* [Excerpted records]

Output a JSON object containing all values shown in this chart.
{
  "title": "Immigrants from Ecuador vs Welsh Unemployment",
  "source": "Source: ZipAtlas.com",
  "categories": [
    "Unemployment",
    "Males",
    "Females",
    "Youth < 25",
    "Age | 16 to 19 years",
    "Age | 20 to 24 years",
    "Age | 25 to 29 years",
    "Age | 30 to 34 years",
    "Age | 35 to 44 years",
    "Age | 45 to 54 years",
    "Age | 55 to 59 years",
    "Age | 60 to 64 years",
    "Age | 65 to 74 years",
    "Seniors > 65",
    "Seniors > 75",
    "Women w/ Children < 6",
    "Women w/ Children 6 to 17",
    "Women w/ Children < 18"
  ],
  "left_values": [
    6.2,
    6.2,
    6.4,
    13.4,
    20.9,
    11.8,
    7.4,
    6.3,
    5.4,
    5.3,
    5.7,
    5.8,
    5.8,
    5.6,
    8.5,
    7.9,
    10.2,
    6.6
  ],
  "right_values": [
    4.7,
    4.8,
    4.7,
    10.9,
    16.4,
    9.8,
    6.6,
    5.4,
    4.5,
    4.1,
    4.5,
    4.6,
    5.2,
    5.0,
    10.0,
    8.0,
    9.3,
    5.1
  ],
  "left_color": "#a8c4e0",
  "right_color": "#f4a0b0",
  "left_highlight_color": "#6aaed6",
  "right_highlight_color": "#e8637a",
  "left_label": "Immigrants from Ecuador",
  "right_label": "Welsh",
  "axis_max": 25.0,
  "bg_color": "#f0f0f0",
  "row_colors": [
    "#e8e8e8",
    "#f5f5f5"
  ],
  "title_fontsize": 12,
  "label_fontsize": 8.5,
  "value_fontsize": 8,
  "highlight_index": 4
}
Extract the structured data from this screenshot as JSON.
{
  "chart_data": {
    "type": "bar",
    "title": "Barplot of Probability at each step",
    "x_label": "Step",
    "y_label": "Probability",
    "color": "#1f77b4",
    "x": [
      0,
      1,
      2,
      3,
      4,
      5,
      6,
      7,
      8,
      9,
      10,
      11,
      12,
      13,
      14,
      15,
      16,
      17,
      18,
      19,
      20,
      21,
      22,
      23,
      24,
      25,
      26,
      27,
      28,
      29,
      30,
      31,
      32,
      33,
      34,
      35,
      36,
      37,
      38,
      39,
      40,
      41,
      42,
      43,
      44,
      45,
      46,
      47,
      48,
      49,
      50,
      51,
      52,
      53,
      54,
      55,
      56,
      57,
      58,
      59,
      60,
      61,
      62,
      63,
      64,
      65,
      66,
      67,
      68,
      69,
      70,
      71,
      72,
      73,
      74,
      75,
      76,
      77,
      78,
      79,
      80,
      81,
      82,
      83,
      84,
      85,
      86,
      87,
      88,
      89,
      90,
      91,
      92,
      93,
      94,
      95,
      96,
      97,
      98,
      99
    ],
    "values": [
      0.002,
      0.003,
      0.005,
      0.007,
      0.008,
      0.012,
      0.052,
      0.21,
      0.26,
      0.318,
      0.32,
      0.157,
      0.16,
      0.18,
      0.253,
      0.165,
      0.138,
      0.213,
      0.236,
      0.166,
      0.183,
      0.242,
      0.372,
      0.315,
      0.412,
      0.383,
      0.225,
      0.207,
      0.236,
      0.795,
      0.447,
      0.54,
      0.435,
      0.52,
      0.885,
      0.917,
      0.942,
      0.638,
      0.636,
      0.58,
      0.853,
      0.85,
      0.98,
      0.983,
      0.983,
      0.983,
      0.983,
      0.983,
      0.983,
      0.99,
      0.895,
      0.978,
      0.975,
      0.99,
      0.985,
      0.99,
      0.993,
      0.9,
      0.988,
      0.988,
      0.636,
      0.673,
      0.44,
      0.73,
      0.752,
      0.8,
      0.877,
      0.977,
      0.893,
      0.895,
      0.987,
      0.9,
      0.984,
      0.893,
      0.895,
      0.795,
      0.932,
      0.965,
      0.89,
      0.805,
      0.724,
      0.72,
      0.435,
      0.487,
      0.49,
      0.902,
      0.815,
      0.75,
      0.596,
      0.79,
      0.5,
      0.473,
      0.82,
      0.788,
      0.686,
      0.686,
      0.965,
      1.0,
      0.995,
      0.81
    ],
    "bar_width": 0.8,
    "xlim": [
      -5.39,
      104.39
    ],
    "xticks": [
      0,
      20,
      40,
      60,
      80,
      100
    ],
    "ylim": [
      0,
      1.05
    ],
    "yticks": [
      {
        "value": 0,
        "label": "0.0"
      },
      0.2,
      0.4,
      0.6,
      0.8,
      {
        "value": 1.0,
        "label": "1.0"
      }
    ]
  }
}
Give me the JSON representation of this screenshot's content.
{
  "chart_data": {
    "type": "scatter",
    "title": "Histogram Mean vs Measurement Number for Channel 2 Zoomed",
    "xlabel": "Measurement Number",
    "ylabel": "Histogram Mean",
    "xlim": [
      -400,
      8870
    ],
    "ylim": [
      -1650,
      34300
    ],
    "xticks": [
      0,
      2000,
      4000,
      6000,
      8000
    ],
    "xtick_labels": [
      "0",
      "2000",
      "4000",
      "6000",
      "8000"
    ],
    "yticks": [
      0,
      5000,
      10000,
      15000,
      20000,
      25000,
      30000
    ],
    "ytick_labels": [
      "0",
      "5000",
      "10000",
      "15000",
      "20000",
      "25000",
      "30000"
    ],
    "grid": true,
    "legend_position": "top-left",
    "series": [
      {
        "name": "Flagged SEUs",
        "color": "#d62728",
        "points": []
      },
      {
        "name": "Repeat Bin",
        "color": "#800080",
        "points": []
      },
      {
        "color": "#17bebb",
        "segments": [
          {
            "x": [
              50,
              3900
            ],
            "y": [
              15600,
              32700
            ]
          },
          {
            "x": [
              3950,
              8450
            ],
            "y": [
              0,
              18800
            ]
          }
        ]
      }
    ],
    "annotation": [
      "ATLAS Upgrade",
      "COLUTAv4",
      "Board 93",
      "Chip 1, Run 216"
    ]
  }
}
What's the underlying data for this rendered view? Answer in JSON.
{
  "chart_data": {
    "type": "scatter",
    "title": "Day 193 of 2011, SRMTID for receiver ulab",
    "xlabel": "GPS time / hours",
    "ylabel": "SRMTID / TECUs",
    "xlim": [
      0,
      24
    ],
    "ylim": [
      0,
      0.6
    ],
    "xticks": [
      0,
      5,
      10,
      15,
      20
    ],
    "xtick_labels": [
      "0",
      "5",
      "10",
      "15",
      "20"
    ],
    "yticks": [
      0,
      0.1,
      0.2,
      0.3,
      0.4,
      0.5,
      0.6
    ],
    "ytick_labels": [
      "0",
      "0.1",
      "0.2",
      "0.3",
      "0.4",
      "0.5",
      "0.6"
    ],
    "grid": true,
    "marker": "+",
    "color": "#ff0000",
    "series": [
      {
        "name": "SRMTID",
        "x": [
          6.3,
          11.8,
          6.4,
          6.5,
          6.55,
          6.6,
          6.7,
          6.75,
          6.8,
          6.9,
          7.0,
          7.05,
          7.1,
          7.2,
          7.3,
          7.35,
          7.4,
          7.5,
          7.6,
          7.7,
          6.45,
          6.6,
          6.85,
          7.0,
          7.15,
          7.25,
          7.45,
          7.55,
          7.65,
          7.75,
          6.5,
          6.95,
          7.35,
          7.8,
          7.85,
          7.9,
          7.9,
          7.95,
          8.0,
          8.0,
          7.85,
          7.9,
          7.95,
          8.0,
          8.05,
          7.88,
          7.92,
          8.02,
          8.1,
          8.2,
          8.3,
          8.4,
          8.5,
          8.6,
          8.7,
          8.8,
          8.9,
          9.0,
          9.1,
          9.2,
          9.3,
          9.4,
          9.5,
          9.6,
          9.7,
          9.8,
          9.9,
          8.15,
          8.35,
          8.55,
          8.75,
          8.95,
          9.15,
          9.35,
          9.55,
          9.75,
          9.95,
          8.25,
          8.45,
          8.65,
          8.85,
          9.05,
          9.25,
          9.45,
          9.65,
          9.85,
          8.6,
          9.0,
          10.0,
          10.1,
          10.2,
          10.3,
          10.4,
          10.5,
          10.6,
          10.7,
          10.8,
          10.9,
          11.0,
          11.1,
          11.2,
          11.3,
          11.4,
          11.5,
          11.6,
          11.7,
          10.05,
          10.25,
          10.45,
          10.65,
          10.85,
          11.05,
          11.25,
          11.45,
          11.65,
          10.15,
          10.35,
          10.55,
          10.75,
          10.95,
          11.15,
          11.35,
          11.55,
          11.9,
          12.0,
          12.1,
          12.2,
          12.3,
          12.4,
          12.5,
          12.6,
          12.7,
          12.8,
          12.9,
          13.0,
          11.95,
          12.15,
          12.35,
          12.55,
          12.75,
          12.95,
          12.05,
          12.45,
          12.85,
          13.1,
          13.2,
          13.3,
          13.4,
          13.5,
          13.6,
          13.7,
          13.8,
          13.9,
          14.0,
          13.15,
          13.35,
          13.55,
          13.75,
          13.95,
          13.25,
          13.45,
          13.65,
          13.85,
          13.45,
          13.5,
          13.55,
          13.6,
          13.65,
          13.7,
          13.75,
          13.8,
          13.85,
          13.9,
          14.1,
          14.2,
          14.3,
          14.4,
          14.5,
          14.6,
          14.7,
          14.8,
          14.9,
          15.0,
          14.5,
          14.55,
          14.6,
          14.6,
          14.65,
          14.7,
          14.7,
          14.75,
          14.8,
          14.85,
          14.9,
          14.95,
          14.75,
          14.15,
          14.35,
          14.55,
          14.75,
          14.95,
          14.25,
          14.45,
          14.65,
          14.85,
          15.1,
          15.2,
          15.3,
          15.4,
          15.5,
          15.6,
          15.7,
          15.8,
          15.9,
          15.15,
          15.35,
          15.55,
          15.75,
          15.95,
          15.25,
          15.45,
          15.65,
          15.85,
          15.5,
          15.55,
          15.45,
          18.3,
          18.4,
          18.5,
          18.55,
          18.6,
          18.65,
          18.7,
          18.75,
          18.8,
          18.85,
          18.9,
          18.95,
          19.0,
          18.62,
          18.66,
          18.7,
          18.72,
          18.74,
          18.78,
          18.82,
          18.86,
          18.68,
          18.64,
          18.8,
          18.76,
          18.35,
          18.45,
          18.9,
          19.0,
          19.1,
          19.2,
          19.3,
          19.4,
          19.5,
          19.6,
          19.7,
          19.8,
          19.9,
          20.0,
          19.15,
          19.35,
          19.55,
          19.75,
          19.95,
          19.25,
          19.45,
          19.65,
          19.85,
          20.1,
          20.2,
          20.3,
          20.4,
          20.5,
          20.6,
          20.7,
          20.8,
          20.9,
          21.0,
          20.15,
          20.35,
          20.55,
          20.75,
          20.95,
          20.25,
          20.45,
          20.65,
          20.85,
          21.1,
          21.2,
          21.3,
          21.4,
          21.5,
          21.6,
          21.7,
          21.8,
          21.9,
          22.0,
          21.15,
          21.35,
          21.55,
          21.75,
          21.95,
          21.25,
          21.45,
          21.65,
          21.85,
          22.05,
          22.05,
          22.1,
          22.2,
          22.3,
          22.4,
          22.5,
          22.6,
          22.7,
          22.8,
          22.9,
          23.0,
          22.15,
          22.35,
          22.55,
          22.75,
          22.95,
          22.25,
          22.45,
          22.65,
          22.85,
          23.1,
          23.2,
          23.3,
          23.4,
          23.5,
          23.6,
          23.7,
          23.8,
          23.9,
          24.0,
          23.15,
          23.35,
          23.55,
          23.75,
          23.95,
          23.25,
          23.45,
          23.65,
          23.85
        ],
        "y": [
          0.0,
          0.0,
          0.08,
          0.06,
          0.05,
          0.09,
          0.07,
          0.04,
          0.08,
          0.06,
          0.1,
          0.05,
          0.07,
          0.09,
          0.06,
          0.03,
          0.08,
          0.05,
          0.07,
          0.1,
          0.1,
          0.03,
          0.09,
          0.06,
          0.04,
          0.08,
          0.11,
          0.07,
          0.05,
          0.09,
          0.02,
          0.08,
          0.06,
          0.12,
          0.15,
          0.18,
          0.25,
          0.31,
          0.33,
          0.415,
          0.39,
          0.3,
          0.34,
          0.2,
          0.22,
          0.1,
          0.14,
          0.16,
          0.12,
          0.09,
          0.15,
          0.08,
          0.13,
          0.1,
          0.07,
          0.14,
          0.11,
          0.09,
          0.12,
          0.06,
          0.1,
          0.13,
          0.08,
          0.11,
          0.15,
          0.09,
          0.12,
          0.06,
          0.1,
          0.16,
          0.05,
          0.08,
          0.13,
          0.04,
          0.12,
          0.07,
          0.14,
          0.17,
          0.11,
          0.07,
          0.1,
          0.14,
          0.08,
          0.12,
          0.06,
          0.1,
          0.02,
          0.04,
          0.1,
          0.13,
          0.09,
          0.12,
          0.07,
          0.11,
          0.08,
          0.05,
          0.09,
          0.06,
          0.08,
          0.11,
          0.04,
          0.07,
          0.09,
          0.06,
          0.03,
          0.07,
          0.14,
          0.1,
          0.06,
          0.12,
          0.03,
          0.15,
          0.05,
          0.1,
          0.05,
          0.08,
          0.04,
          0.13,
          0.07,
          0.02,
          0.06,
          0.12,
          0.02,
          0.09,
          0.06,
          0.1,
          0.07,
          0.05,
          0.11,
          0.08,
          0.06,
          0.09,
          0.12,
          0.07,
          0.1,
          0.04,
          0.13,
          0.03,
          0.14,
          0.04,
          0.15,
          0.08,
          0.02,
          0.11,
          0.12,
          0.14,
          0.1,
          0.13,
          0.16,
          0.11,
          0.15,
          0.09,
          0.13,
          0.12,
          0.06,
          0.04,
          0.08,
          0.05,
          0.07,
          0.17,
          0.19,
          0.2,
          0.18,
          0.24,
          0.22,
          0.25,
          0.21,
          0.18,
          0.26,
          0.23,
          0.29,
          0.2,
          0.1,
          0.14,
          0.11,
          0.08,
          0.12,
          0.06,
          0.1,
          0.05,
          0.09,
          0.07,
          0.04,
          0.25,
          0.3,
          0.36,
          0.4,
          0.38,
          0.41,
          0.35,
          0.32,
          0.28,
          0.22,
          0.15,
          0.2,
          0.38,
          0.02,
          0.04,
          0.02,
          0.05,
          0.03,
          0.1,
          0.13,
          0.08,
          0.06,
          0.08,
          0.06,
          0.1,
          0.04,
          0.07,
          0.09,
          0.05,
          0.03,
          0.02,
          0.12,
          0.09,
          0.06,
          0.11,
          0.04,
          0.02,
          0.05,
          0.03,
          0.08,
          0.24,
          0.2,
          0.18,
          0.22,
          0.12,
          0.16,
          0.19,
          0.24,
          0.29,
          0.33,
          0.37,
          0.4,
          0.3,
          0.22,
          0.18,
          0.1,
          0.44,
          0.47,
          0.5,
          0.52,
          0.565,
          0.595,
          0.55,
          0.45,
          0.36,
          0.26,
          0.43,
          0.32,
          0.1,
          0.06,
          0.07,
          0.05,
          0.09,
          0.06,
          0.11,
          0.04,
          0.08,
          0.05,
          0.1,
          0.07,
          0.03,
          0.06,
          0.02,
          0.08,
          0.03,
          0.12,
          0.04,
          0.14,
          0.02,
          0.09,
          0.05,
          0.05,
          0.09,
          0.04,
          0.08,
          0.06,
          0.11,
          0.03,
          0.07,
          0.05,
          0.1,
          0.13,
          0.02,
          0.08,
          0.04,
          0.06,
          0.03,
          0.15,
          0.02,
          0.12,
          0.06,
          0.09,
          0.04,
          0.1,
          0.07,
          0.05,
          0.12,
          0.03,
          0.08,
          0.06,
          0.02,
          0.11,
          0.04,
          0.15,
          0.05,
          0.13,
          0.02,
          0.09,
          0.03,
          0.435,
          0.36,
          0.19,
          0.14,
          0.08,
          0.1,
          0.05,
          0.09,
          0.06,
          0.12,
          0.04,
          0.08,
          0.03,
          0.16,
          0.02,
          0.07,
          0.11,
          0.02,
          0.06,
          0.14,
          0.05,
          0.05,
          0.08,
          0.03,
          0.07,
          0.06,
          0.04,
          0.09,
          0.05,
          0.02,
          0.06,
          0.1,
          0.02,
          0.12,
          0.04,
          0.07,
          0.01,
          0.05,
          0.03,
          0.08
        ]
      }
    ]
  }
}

* [Exercise objective] What is the number of lines that hold the string "Unemployment"? Give it alone.

* [Reply] 2